SUPPLIED DATA start
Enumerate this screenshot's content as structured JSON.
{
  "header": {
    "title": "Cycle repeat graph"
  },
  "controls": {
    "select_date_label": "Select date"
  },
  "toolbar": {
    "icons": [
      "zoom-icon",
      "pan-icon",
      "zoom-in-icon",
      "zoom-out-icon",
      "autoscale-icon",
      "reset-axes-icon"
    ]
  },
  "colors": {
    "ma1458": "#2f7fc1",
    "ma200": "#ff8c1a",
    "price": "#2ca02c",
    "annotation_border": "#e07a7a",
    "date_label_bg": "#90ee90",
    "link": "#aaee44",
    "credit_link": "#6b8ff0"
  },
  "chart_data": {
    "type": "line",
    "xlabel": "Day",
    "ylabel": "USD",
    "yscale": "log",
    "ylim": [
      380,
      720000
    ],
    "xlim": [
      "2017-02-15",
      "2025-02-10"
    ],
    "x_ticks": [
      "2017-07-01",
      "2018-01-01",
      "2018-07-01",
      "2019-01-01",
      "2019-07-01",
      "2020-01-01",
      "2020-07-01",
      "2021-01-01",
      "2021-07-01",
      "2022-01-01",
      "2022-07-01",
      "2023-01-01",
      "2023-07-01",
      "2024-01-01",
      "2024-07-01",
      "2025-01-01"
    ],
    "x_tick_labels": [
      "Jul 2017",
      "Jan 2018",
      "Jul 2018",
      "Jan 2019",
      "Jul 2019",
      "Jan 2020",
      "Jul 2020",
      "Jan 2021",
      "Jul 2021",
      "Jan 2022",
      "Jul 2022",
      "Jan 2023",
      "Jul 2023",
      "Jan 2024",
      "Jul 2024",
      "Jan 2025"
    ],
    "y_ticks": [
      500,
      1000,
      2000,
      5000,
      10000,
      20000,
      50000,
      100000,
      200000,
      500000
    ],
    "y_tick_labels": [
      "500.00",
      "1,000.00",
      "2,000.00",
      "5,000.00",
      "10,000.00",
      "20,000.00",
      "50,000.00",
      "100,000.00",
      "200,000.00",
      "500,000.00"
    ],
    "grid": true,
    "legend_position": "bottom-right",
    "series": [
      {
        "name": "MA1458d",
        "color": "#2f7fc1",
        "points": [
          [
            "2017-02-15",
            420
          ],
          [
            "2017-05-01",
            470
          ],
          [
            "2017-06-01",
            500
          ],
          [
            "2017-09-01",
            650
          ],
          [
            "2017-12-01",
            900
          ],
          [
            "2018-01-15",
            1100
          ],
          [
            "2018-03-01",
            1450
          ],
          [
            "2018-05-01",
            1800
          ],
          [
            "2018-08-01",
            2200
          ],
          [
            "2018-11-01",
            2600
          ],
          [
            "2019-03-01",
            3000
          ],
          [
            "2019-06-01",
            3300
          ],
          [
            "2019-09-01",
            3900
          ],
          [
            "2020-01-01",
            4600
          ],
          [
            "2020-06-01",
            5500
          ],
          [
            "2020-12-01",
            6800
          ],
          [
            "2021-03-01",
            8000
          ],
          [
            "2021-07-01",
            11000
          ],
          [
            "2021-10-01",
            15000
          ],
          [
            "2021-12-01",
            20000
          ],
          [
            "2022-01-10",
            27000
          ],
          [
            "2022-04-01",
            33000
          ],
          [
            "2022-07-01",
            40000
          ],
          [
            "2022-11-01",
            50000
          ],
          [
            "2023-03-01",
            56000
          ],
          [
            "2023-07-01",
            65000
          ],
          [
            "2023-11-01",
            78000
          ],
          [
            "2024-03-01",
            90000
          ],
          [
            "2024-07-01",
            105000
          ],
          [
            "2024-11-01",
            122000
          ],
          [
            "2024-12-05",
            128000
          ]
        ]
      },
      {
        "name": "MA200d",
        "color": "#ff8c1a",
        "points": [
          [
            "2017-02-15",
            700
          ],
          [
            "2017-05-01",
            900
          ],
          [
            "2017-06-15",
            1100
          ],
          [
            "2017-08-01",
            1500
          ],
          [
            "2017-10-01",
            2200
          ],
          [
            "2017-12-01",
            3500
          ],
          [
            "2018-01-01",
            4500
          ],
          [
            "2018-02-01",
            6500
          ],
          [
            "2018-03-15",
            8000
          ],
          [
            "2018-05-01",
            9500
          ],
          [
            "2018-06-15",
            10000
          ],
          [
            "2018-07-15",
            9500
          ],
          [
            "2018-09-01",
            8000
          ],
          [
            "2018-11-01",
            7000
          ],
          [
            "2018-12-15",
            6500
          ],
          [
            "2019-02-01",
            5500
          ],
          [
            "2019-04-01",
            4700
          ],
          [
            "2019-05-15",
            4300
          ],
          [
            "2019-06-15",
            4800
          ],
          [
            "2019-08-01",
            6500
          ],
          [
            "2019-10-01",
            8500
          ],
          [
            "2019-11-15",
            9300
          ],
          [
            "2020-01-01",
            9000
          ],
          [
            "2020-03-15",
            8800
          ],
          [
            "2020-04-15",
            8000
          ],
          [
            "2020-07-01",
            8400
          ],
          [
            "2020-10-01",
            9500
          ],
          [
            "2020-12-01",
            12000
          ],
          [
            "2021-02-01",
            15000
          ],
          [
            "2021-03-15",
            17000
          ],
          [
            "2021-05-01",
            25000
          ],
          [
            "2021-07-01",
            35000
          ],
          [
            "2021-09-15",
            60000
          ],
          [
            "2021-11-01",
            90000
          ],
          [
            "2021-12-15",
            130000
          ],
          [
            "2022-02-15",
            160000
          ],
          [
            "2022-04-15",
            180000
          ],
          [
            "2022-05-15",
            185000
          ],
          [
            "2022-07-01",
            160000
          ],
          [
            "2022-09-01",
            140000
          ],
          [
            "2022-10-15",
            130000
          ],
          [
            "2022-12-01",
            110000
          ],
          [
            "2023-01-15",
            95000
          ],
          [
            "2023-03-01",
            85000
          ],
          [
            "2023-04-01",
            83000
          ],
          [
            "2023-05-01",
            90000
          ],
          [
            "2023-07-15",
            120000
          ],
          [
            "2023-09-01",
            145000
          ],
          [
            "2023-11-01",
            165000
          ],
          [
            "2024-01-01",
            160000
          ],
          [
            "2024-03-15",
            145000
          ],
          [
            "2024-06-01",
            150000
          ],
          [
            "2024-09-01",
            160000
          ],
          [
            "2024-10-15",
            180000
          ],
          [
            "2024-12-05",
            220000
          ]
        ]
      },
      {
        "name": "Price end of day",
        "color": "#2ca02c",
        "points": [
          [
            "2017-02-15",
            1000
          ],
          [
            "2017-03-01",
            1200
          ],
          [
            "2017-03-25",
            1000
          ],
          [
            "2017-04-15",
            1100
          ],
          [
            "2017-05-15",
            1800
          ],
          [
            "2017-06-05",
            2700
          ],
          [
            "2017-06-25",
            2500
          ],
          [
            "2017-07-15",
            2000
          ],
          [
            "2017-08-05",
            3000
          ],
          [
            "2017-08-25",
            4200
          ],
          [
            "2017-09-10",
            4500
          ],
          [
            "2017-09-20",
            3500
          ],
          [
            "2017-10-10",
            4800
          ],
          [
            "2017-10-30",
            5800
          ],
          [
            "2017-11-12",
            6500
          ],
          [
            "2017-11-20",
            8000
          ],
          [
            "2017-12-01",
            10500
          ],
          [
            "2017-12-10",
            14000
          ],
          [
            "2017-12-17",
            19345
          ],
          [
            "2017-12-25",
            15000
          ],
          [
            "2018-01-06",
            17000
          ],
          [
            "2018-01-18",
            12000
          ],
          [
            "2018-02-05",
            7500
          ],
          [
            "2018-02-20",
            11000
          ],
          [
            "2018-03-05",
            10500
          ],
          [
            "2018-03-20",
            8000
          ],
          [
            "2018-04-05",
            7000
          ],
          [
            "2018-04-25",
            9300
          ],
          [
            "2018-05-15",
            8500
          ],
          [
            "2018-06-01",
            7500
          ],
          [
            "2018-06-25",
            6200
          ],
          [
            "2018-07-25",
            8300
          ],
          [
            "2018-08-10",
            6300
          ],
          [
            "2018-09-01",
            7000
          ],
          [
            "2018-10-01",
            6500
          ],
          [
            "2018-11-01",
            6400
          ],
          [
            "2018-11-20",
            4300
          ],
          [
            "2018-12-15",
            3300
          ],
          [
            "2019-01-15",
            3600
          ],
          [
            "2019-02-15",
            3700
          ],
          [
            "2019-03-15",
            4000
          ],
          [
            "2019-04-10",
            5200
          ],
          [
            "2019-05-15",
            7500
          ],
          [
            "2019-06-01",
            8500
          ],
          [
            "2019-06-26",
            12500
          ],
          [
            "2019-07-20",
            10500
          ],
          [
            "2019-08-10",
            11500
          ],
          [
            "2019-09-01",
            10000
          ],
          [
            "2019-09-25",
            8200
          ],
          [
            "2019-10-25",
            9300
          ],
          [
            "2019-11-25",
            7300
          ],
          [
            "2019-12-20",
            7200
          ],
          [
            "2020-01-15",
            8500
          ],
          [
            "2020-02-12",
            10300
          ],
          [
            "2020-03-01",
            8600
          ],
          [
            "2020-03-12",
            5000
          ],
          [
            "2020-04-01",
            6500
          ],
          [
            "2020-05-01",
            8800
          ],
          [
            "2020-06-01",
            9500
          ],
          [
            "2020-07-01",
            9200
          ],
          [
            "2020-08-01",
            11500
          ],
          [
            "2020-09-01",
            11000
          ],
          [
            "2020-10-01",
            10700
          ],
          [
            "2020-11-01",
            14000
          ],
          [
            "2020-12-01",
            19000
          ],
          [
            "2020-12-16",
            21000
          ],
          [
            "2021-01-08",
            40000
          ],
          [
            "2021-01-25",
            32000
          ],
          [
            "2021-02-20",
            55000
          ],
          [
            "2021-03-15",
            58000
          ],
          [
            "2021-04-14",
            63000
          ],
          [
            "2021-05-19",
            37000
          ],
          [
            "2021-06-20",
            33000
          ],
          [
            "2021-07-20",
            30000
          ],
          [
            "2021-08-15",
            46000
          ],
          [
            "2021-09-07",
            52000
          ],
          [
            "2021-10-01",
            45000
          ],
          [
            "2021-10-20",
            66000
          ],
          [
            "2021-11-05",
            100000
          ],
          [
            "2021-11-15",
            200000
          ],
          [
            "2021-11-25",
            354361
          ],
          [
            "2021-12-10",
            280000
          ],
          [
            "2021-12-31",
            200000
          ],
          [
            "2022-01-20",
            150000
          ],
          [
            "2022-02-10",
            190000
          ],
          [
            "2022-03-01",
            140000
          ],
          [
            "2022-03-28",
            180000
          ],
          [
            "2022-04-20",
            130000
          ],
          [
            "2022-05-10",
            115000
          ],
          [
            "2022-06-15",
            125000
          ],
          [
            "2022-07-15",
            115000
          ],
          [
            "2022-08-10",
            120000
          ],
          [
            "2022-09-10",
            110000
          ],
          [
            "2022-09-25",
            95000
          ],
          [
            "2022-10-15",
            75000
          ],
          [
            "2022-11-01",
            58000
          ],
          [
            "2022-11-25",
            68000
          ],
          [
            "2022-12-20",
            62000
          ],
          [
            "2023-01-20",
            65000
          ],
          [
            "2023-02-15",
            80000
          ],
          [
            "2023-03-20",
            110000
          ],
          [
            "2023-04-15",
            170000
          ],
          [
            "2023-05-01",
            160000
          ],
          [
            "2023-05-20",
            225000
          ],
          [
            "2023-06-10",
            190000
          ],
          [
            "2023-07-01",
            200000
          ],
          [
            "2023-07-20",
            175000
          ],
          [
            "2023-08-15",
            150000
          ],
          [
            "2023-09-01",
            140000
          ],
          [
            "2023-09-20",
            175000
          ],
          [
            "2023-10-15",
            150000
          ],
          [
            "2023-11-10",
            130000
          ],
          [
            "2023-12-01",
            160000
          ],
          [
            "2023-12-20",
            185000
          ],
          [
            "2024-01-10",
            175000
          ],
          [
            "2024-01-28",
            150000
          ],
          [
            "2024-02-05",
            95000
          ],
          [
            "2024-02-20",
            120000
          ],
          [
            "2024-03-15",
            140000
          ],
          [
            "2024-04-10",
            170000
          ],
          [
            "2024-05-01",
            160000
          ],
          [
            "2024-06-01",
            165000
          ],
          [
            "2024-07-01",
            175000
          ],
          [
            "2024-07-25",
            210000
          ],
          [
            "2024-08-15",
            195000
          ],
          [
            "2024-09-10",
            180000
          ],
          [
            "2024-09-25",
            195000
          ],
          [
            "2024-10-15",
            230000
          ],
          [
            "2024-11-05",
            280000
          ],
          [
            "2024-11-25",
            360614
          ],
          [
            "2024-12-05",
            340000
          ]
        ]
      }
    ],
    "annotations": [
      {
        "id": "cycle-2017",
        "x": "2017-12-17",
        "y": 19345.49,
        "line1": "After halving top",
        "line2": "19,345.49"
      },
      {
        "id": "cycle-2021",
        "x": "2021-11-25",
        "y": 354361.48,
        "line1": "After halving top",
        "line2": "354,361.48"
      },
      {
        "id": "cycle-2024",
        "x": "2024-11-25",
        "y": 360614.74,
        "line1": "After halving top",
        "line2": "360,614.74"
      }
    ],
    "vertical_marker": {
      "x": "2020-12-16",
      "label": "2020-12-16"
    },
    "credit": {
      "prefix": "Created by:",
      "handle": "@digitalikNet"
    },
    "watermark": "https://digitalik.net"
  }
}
SUPPLIED DATA end
YOUR TASK> Search the data for "name" and list every line in which it occurs.

ANSWER TO THIS EXERCISE>
        "name": "MA1458d",
        "name": "MA200d",
        "name": "Price end of day",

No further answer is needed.